Count the lines that hold the string "color". Reply with the number alone.

═══ THE RECORDS

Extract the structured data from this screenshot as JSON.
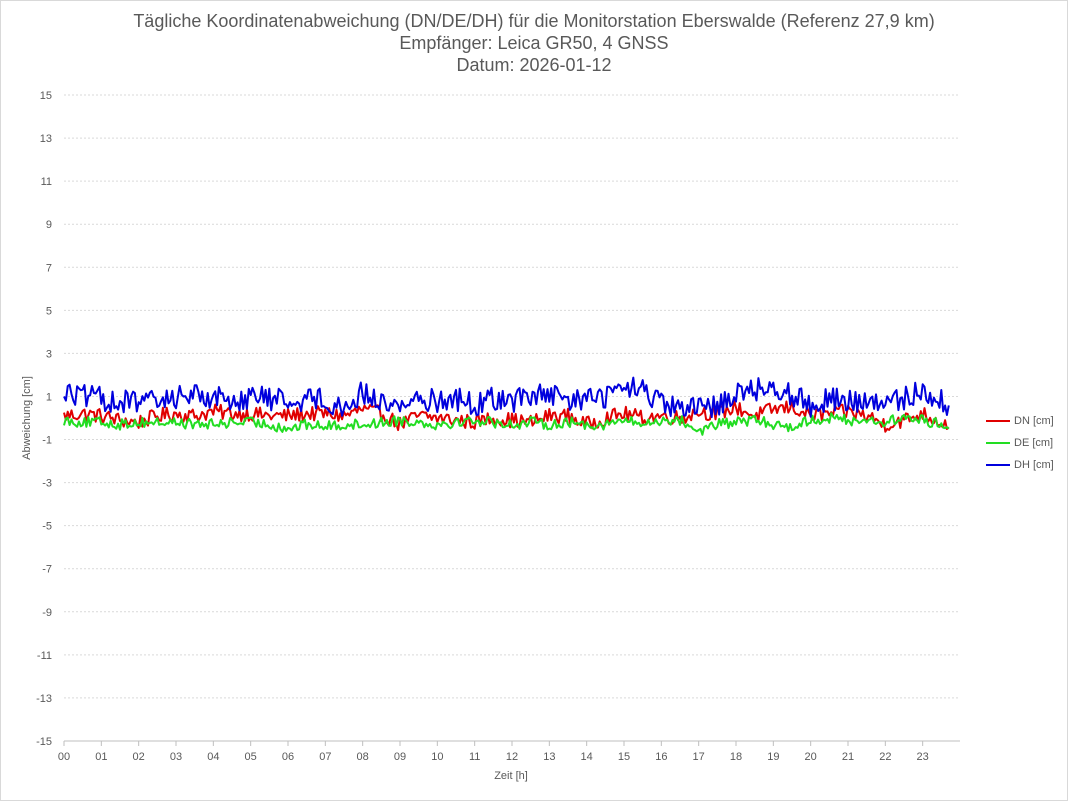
{
  "chart_data": {
    "type": "line",
    "title": "Tägliche Koordinatenabweichung (DN/DE/DH) für die Monitorstation Eberswalde (Referenz 27,9 km)",
    "subtitle_1": "Empfänger: Leica GR50, 4 GNSS",
    "subtitle_2": "Datum: 2026-01-12",
    "xlabel": "Zeit [h]",
    "ylabel": "Abweichung [cm]",
    "xlim": [
      0,
      24
    ],
    "ylim": [
      -15,
      15
    ],
    "x_ticks": [
      "00",
      "01",
      "02",
      "03",
      "04",
      "05",
      "06",
      "07",
      "08",
      "09",
      "10",
      "11",
      "12",
      "13",
      "14",
      "15",
      "16",
      "17",
      "18",
      "19",
      "20",
      "21",
      "22",
      "23"
    ],
    "y_ticks": [
      "15",
      "13",
      "11",
      "9",
      "7",
      "5",
      "3",
      "1",
      "-1",
      "-3",
      "-5",
      "-7",
      "-9",
      "-11",
      "-13",
      "-15"
    ],
    "grid": true,
    "legend_position": "right",
    "x_hours": [
      0,
      0.5,
      1,
      1.5,
      2,
      2.5,
      3,
      3.5,
      4,
      4.5,
      5,
      5.5,
      6,
      6.5,
      7,
      7.5,
      8,
      8.5,
      9,
      9.5,
      10,
      10.5,
      11,
      11.5,
      12,
      12.5,
      13,
      13.5,
      14,
      14.5,
      15,
      15.5,
      16,
      16.5,
      17,
      17.5,
      18,
      18.5,
      19,
      19.5,
      20,
      20.5,
      21,
      21.5,
      22,
      22.5,
      23,
      23.5
    ],
    "series": [
      {
        "name": "DN [cm]",
        "color": "#e00000",
        "values": [
          0.1,
          0.2,
          0.1,
          -0.1,
          -0.2,
          0.1,
          0.2,
          0.1,
          0.3,
          0.2,
          0.2,
          0.1,
          0.1,
          0.2,
          0.2,
          0.1,
          0.4,
          0.2,
          -0.3,
          0.1,
          0.0,
          -0.1,
          -0.2,
          0.0,
          -0.1,
          -0.2,
          0.1,
          0.1,
          -0.3,
          0.0,
          0.2,
          0.0,
          0.1,
          0.0,
          0.3,
          0.2,
          0.5,
          0.1,
          0.4,
          0.5,
          0.1,
          0.2,
          0.3,
          0.1,
          -0.3,
          -0.1,
          0.2,
          -0.2
        ]
      },
      {
        "name": "DE [cm]",
        "color": "#22dd22",
        "values": [
          -0.1,
          -0.2,
          -0.2,
          -0.3,
          -0.2,
          -0.2,
          -0.2,
          -0.3,
          -0.3,
          -0.2,
          -0.2,
          -0.3,
          -0.5,
          -0.3,
          -0.4,
          -0.3,
          -0.3,
          -0.2,
          -0.1,
          -0.2,
          -0.3,
          -0.2,
          -0.1,
          -0.2,
          -0.3,
          -0.2,
          -0.3,
          -0.2,
          -0.3,
          -0.3,
          -0.1,
          -0.3,
          -0.1,
          -0.1,
          -0.6,
          -0.3,
          -0.2,
          -0.1,
          -0.3,
          -0.4,
          -0.1,
          0.0,
          -0.1,
          -0.1,
          -0.2,
          0.0,
          -0.1,
          -0.3
        ]
      },
      {
        "name": "DH [cm]",
        "color": "#0000dd",
        "values": [
          1.2,
          1.0,
          0.9,
          0.7,
          0.8,
          0.7,
          1.0,
          1.1,
          1.0,
          0.8,
          1.0,
          0.9,
          0.8,
          0.9,
          0.9,
          0.4,
          1.2,
          0.7,
          0.6,
          0.9,
          0.8,
          0.9,
          0.6,
          0.9,
          0.8,
          1.1,
          1.0,
          0.8,
          0.9,
          1.0,
          1.4,
          1.3,
          0.6,
          0.4,
          0.4,
          0.6,
          1.2,
          1.3,
          1.5,
          1.1,
          0.6,
          0.9,
          0.8,
          0.7,
          0.6,
          0.9,
          1.3,
          0.8
        ]
      }
    ]
  }
}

══════

EXPECTED ANSWER:
3